• [What needs to be done]: Please restate the following records word for word.
─── Information provided ───
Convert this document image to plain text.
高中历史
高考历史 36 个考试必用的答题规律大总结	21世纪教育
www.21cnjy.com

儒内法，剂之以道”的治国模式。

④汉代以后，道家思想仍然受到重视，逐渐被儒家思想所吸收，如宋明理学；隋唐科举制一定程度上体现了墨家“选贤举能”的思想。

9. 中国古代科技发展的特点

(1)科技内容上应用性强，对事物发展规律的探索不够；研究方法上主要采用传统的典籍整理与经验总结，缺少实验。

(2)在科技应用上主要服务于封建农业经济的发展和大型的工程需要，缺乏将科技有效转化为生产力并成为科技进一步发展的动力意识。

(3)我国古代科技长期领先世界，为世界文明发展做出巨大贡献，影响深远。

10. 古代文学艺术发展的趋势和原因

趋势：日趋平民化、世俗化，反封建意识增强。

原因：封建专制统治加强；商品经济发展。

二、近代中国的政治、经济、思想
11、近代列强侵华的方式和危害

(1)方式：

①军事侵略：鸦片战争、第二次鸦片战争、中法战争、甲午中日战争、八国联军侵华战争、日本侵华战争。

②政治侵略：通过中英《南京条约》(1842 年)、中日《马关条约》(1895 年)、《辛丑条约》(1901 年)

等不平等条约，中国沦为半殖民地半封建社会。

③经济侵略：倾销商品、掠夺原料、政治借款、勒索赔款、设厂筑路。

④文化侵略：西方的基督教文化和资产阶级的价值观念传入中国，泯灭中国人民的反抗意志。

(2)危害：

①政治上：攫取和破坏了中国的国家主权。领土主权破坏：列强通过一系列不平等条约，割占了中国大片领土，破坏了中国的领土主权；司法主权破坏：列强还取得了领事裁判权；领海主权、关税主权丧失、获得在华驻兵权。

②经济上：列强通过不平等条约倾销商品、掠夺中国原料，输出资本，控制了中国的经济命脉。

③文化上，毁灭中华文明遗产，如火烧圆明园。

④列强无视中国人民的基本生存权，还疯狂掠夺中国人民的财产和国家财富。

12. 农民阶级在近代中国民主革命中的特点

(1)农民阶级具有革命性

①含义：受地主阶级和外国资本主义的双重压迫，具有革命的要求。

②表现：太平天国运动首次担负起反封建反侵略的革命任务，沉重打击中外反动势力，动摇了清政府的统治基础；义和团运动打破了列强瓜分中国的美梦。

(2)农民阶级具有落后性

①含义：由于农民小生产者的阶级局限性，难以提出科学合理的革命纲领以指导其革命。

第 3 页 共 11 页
───
• [Result for this exercise]:
Convert this document image to plain text.
高中历史
高考历史 36 个考试必用的答题规律大总结	21世纪教育
www.21cnjy.com

儒内法，剂之以道”的治国模式。

④汉代以后，道家思想仍然受到重视，逐渐被儒家思想所吸收，如宋明理学；隋唐科举制一定程度上体现了墨家“选贤举能”的思想。

9. 中国古代科技发展的特点

(1)科技内容上应用性强，对事物发展规律的探索不够；研究方法上主要采用传统的典籍整理与经验总结，缺少实验。

(2)在科技应用上主要服务于封建农业经济的发展和大型的工程需要，缺乏将科技有效转化为生产力并成为科技进一步发展的动力意识。

(3)我国古代科技长期领先世界，为世界文明发展做出巨大贡献，影响深远。

10. 古代文学艺术发展的趋势和原因

趋势：日趋平民化、世俗化，反封建意识增强。

原因：封建专制统治加强；商品经济发展。

二、近代中国的政治、经济、思想
11、近代列强侵华的方式和危害

(1)方式：

①军事侵略：鸦片战争、第二次鸦片战争、中法战争、甲午中日战争、八国联军侵华战争、日本侵华战争。

②政治侵略：通过中英《南京条约》(1842 年)、中日《马关条约》(1895 年)、《辛丑条约》(1901 年)

等不平等条约，中国沦为半殖民地半封建社会。

③经济侵略：倾销商品、掠夺原料、政治借款、勒索赔款、设厂筑路。

④文化侵略：西方的基督教文化和资产阶级的价值观念传入中国，泯灭中国人民的反抗意志。

(2)危害：

①政治上：攫取和破坏了中国的国家主权。领土主权破坏：列强通过一系列不平等条约，割占了中国大片领土，破坏了中国的领土主权；司法主权破坏：列强还取得了领事裁判权；领海主权、关税主权丧失、获得在华驻兵权。

②经济上：列强通过不平等条约倾销商品、掠夺中国原料，输出资本，控制了中国的经济命脉。

③文化上，毁灭中华文明遗产，如火烧圆明园。

④列强无视中国人民的基本生存权，还疯狂掠夺中国人民的财产和国家财富。

12. 农民阶级在近代中国民主革命中的特点

(1)农民阶级具有革命性

①含义：受地主阶级和外国资本主义的双重压迫，具有革命的要求。

②表现：太平天国运动首次担负起反封建反侵略的革命任务，沉重打击中外反动势力，动摇了清政府的统治基础；义和团运动打破了列强瓜分中国的美梦。

(2)农民阶级具有落后性

①含义：由于农民小生产者的阶级局限性，难以提出科学合理的革命纲领以指导其革命。

第 3 页 共 11 页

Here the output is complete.